Task directions
Reproduce the records that follow in full, excluding any picture they contain.

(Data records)

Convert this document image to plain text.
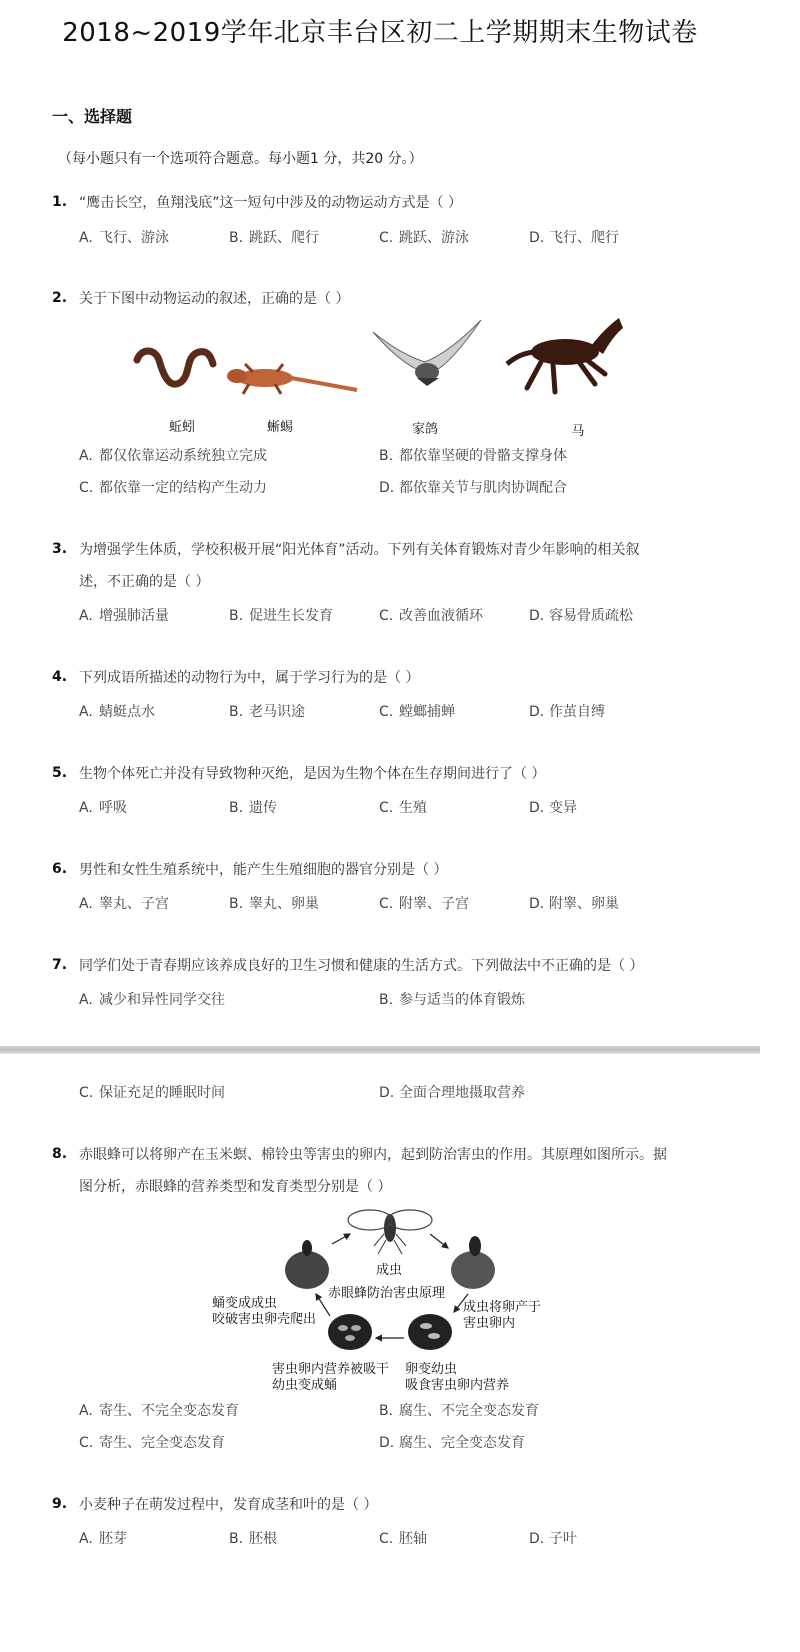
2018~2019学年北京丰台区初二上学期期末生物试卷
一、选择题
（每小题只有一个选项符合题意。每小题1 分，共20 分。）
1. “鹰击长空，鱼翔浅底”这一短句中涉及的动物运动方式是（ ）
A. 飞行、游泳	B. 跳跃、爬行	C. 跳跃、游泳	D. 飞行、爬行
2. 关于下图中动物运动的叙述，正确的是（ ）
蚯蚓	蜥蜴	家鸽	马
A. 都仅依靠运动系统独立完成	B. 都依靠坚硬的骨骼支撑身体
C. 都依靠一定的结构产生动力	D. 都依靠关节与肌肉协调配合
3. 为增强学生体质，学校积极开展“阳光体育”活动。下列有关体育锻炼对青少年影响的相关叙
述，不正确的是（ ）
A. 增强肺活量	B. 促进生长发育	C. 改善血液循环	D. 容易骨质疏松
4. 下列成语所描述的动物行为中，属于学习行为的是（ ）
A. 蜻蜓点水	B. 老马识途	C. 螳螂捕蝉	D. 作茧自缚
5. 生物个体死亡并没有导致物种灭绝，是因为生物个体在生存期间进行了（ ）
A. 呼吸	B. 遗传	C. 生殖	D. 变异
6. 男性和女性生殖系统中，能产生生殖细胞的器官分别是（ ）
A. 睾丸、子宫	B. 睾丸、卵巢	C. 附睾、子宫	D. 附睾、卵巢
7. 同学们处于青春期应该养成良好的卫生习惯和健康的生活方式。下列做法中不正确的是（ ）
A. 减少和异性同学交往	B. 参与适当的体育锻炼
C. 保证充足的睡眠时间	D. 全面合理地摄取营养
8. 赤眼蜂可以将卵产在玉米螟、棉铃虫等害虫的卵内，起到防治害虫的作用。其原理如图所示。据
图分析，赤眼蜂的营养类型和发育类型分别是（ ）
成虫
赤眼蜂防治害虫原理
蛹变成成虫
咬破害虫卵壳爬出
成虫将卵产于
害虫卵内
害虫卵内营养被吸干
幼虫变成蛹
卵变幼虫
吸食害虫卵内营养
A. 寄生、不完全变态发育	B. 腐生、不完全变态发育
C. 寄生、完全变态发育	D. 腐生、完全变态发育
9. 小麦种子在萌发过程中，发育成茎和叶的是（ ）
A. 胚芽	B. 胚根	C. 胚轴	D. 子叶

Right answer
Convert this document image to plain text.
2018~2019学年北京丰台区初二上学期期末生物试卷
一、选择题
（每小题只有一个选项符合题意。每小题1 分，共20 分。）
1. “鹰击长空，鱼翔浅底”这一短句中涉及的动物运动方式是（ ）
A. 飞行、游泳	B. 跳跃、爬行	C. 跳跃、游泳	D. 飞行、爬行
2. 关于下图中动物运动的叙述，正确的是（ ）
蚯蚓	蜥蜴	家鸽	马
A. 都仅依靠运动系统独立完成	B. 都依靠坚硬的骨骼支撑身体
C. 都依靠一定的结构产生动力	D. 都依靠关节与肌肉协调配合
3. 为增强学生体质，学校积极开展“阳光体育”活动。下列有关体育锻炼对青少年影响的相关叙
述，不正确的是（ ）
A. 增强肺活量	B. 促进生长发育	C. 改善血液循环	D. 容易骨质疏松
4. 下列成语所描述的动物行为中，属于学习行为的是（ ）
A. 蜻蜓点水	B. 老马识途	C. 螳螂捕蝉	D. 作茧自缚
5. 生物个体死亡并没有导致物种灭绝，是因为生物个体在生存期间进行了（ ）
A. 呼吸	B. 遗传	C. 生殖	D. 变异
6. 男性和女性生殖系统中，能产生生殖细胞的器官分别是（ ）
A. 睾丸、子宫	B. 睾丸、卵巢	C. 附睾、子宫	D. 附睾、卵巢
7. 同学们处于青春期应该养成良好的卫生习惯和健康的生活方式。下列做法中不正确的是（ ）
A. 减少和异性同学交往	B. 参与适当的体育锻炼
C. 保证充足的睡眠时间	D. 全面合理地摄取营养
8. 赤眼蜂可以将卵产在玉米螟、棉铃虫等害虫的卵内，起到防治害虫的作用。其原理如图所示。据
图分析，赤眼蜂的营养类型和发育类型分别是（ ）
成虫
赤眼蜂防治害虫原理
蛹变成成虫
咬破害虫卵壳爬出
成虫将卵产于
害虫卵内
害虫卵内营养被吸干
幼虫变成蛹
卵变幼虫
吸食害虫卵内营养
A. 寄生、不完全变态发育	B. 腐生、不完全变态发育
C. 寄生、完全变态发育	D. 腐生、完全变态发育
9. 小麦种子在萌发过程中，发育成茎和叶的是（ ）
A. 胚芽	B. 胚根	C. 胚轴	D. 子叶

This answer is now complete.